Blossoc is a haplotype method that tries to infer the local genealogy in a region and then examines the clustering of phenotypes on this genealogy. The problem with such an approach is that you really need an entire region to replicate to try to do the same trick in the replication population. This means typing a lot of markers in the replication sample (expensive) and potentially correcting for a lot of tests (reducing power). It is not really the way to go.

We extended Blossoc to output what it considers the most important SNPs in the genealogy inference in each interesting region. This should contain the most important SNPs in the regions for the replication, and gave us 2-6 SNPs per candidate region (with only 43 SNPs all in all for three diseases, so not a small reduction).

We have typed these SNPs in the replication population, but now we need to figure out how to try to replicate the findings with only that.

It goes without saying that we need to decide exactly what to test for based on the original data. If we start searching for significant signals in the new data we are no longer replicating but data trawling and the risk of false positives drastically increases.

I have a program for listing all haplotype patterns in a data set and testing them for association, and I can run that on the old data to pick the patterns to test for in the new data.  There is a tradeoff, though, between association scores and the complexity of the pattern.  There is bound to be some overfitting in the old data, and we want to avoid that in the patterns to replicate.

It is a tricky problem...

• Work instruction 1:
Using the text on replicating Blossoc findings, answer each question:
(a) How many SNPs per candidate region did the extended Blossoc give?
(b) How many SNPs were there in total, and for how many diseases?
(c) What happens if one starts searching for significant signals in the new data?
• Work instruction 2: From the text on replicating Blossoc findings, extract the part starting with "It goes without" and going on through "positives drastically increases.".

• Data extract:
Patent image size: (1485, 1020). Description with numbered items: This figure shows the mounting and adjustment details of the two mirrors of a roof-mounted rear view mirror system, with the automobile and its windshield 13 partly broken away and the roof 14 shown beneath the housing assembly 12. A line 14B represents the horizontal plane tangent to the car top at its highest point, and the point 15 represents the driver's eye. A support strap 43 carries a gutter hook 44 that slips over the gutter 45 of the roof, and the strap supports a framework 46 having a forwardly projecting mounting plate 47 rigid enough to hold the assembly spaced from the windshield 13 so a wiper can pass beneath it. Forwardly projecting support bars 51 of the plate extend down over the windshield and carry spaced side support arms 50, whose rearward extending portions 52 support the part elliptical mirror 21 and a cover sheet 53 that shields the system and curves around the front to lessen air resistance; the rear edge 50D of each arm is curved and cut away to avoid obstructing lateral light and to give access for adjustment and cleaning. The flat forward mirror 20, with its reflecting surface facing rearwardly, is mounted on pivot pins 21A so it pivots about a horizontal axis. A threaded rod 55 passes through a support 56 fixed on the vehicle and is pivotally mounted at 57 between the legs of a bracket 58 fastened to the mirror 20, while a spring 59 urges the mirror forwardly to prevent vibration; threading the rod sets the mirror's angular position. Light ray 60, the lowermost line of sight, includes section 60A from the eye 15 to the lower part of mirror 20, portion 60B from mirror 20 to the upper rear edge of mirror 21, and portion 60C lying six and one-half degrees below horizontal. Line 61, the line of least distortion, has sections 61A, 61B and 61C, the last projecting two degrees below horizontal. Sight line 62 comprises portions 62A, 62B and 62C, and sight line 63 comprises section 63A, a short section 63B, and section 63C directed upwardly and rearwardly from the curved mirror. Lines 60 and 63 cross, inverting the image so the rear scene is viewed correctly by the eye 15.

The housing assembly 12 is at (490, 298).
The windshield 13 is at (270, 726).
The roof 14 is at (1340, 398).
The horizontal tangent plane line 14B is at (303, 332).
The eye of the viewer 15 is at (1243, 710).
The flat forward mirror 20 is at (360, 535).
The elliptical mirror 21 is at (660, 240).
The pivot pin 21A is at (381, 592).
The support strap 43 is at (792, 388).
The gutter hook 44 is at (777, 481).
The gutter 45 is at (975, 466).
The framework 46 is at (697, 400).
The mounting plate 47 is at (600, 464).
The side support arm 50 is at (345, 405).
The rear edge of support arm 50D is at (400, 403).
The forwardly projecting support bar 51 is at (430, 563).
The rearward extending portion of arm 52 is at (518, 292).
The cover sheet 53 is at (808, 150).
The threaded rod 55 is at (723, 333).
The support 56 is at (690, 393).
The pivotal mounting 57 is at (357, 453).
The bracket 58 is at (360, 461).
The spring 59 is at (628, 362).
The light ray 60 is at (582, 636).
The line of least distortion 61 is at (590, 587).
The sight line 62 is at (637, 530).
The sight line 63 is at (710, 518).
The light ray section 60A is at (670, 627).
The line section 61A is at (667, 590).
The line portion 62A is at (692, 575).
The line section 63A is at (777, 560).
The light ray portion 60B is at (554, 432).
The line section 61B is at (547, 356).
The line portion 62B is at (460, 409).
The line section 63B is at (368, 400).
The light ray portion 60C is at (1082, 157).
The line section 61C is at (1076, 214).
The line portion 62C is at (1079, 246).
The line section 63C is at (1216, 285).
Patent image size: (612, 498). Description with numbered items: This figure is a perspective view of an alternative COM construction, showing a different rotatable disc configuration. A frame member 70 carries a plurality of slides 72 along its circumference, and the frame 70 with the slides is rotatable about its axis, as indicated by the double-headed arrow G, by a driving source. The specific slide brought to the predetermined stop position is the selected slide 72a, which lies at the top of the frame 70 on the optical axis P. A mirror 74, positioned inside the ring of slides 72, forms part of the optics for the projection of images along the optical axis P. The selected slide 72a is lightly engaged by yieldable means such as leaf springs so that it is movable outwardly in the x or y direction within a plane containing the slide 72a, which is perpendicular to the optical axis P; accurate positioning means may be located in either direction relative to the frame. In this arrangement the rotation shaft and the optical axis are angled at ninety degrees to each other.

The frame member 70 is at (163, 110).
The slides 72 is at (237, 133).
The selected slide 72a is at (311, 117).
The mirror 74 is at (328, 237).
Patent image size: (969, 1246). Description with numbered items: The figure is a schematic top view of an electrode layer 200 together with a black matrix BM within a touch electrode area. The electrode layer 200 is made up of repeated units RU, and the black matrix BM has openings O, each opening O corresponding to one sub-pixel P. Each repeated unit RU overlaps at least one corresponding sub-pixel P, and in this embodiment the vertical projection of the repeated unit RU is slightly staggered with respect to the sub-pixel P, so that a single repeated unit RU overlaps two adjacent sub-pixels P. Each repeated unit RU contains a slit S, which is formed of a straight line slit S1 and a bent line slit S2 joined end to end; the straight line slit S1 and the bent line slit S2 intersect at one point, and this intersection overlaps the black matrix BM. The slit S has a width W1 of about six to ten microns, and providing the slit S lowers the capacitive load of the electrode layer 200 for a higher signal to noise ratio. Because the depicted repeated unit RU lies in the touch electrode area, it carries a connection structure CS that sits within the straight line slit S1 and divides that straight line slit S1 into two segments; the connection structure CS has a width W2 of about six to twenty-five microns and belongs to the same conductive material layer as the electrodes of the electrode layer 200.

• Worked solution 1:
(a) 2-6 SNPs per candidate region.
(b) 43 SNPs in total, for three diseases.
(c) It is no longer replicating but data trawling, and the risk of false positives drastically increases.

• Worked solution 2:
It goes without saying that we need to decide exactly what to test for based on the original data. If we start searching for significant signals in the new data we are no longer replicating but data trawling and the risk of false positives drastically increases.